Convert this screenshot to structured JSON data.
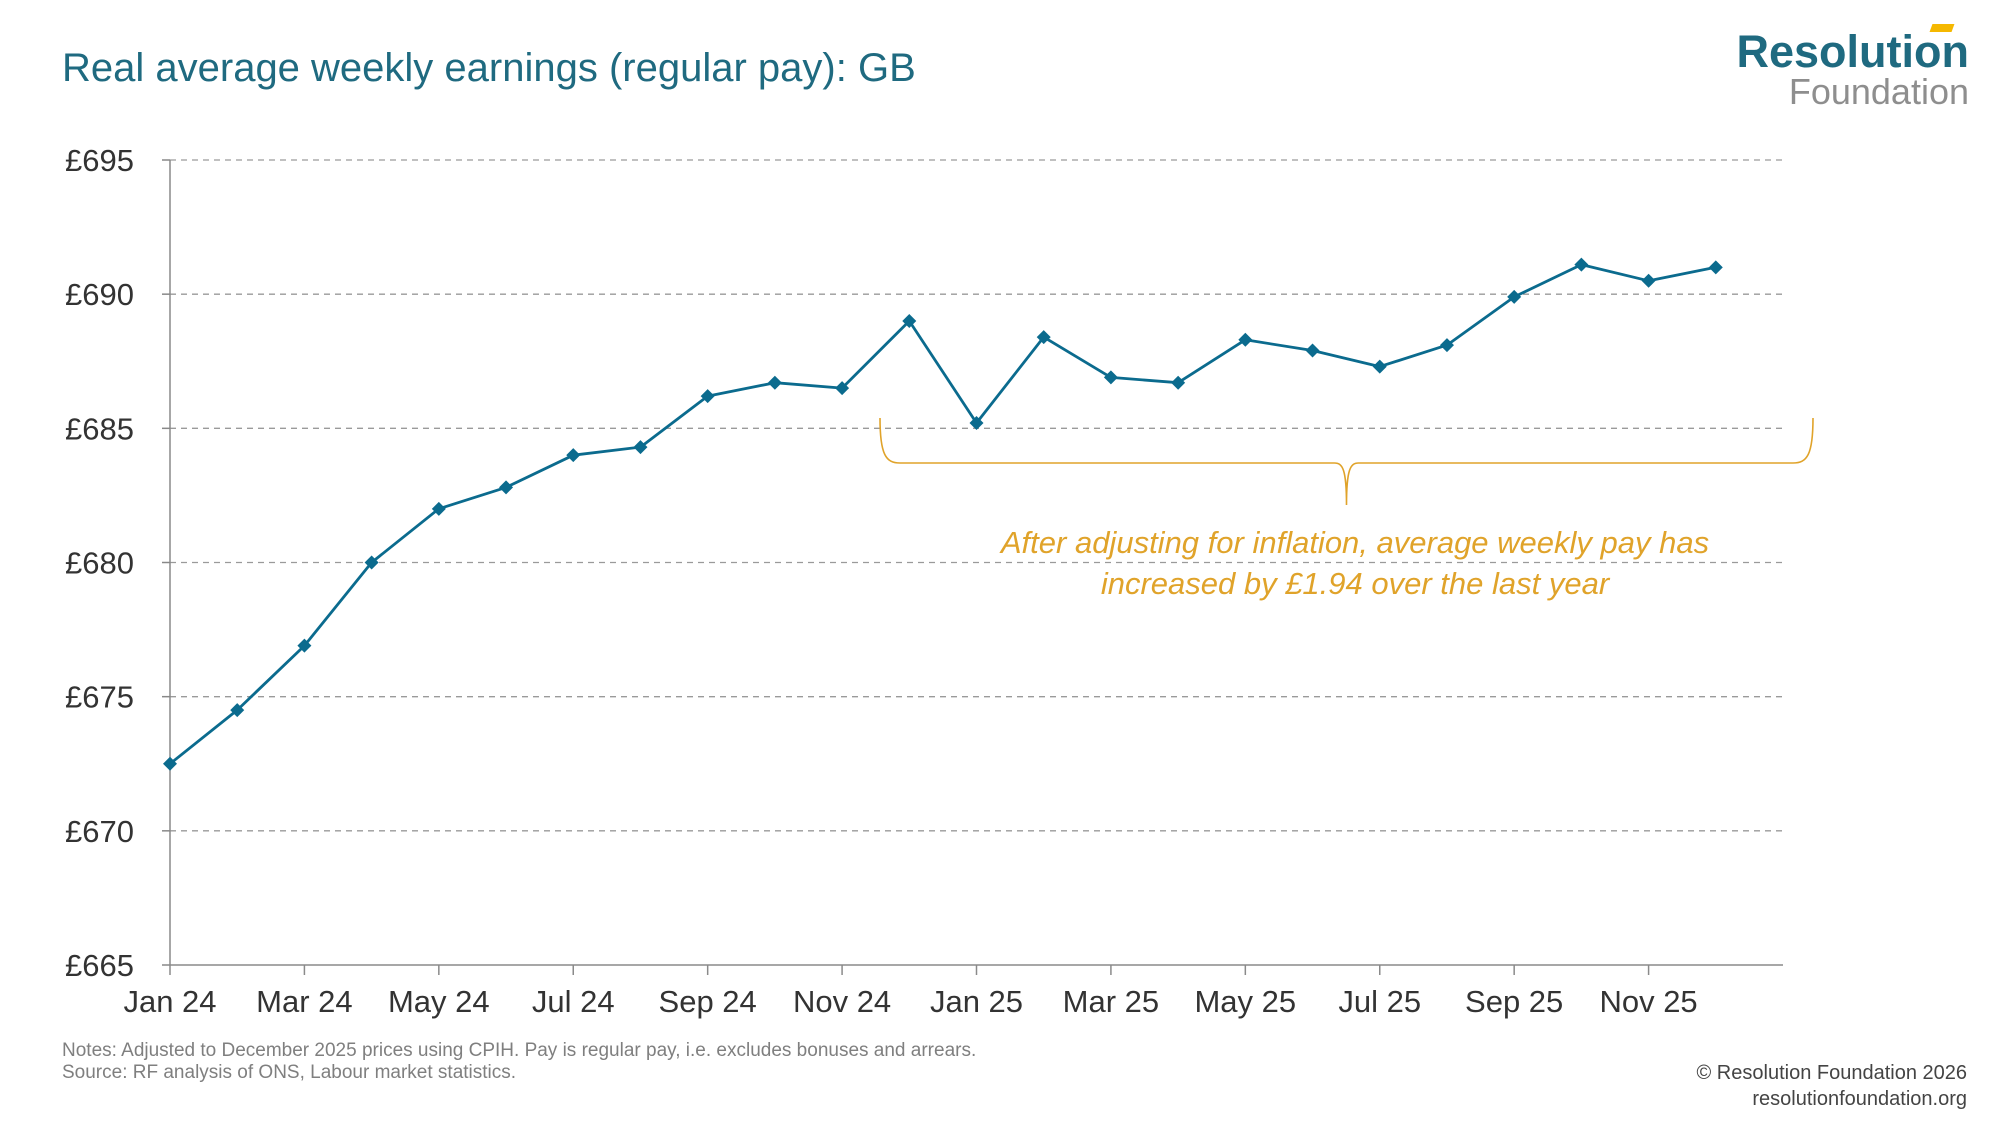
{
  "header": {
    "title": "Real average weekly earnings (regular pay): GB"
  },
  "logo": {
    "line1": "Resolution",
    "line2": "Foundation"
  },
  "footer": {
    "notes": "Notes: Adjusted to December 2025 prices using CPIH. Pay is regular pay, i.e. excludes bonuses and arrears.",
    "source": "Source: RF analysis of ONS, Labour market statistics.",
    "copyright": "© Resolution Foundation 2026",
    "website": "resolutionfoundation.org"
  },
  "colors": {
    "title": "#1f6a80",
    "line": "#0b6b8e",
    "annotation": "#e0a32a",
    "grid": "#9a9a9a"
  },
  "chart_data": {
    "type": "line",
    "title": "Real average weekly earnings (regular pay): GB",
    "xlabel": "",
    "ylabel": "",
    "ylim": [
      665,
      695
    ],
    "yticks": [
      665,
      670,
      675,
      680,
      685,
      690,
      695
    ],
    "ytick_labels": [
      "£665",
      "£670",
      "£675",
      "£680",
      "£685",
      "£690",
      "£695"
    ],
    "xtick_labels": [
      "Jan 24",
      "Mar 24",
      "May 24",
      "Jul 24",
      "Sep 24",
      "Nov 24",
      "Jan 25",
      "Mar 25",
      "May 25",
      "Jul 25",
      "Sep 25",
      "Nov 25"
    ],
    "grid": true,
    "marker": "diamond",
    "categories": [
      "Jan 24",
      "Feb 24",
      "Mar 24",
      "Apr 24",
      "May 24",
      "Jun 24",
      "Jul 24",
      "Aug 24",
      "Sep 24",
      "Oct 24",
      "Nov 24",
      "Dec 24",
      "Jan 25",
      "Feb 25",
      "Mar 25",
      "Apr 25",
      "May 25",
      "Jun 25",
      "Jul 25",
      "Aug 25",
      "Sep 25",
      "Oct 25",
      "Nov 25",
      "Dec 25"
    ],
    "series": [
      {
        "values": [
          672.5,
          674.5,
          676.9,
          680.0,
          682.0,
          682.8,
          684.0,
          684.3,
          686.2,
          686.7,
          686.5,
          689.0,
          685.2,
          688.4,
          686.9,
          686.7,
          688.3,
          687.9,
          687.3,
          688.1,
          689.9,
          691.1,
          690.5,
          691.0
        ]
      }
    ],
    "annotation": {
      "line1": "After adjusting for inflation, average weekly pay has",
      "line2": "increased by £1.94 over the last year"
    }
  }
}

########################################

Set exercise: Images must not appear in the copy; reproduce everything else in the records verbatim.

Solution for this exercise:
Convert this screenshot to structured JSON data.
{
  "header": {
    "title": "Real average weekly earnings (regular pay): GB"
  },
  "logo": {
    "line1": "Resolution",
    "line2": "Foundation"
  },
  "footer": {
    "notes": "Notes: Adjusted to December 2025 prices using CPIH. Pay is regular pay, i.e. excludes bonuses and arrears.",
    "source": "Source: RF analysis of ONS, Labour market statistics.",
    "copyright": "© Resolution Foundation 2026",
    "website": "resolutionfoundation.org"
  },
  "colors": {
    "title": "#1f6a80",
    "line": "#0b6b8e",
    "annotation": "#e0a32a",
    "grid": "#9a9a9a"
  },
  "chart_data": {
    "type": "line",
    "title": "Real average weekly earnings (regular pay): GB",
    "xlabel": "",
    "ylabel": "",
    "ylim": [
      665,
      695
    ],
    "yticks": [
      665,
      670,
      675,
      680,
      685,
      690,
      695
    ],
    "ytick_labels": [
      "£665",
      "£670",
      "£675",
      "£680",
      "£685",
      "£690",
      "£695"
    ],
    "xtick_labels": [
      "Jan 24",
      "Mar 24",
      "May 24",
      "Jul 24",
      "Sep 24",
      "Nov 24",
      "Jan 25",
      "Mar 25",
      "May 25",
      "Jul 25",
      "Sep 25",
      "Nov 25"
    ],
    "grid": true,
    "marker": "diamond",
    "categories": [
      "Jan 24",
      "Feb 24",
      "Mar 24",
      "Apr 24",
      "May 24",
      "Jun 24",
      "Jul 24",
      "Aug 24",
      "Sep 24",
      "Oct 24",
      "Nov 24",
      "Dec 24",
      "Jan 25",
      "Feb 25",
      "Mar 25",
      "Apr 25",
      "May 25",
      "Jun 25",
      "Jul 25",
      "Aug 25",
      "Sep 25",
      "Oct 25",
      "Nov 25",
      "Dec 25"
    ],
    "series": [
      {
        "values": [
          672.5,
          674.5,
          676.9,
          680.0,
          682.0,
          682.8,
          684.0,
          684.3,
          686.2,
          686.7,
          686.5,
          689.0,
          685.2,
          688.4,
          686.9,
          686.7,
          688.3,
          687.9,
          687.3,
          688.1,
          689.9,
          691.1,
          690.5,
          691.0
        ]
      }
    ],
    "annotation": {
      "line1": "After adjusting for inflation, average weekly pay has",
      "line2": "increased by £1.94 over the last year"
    }
  }
}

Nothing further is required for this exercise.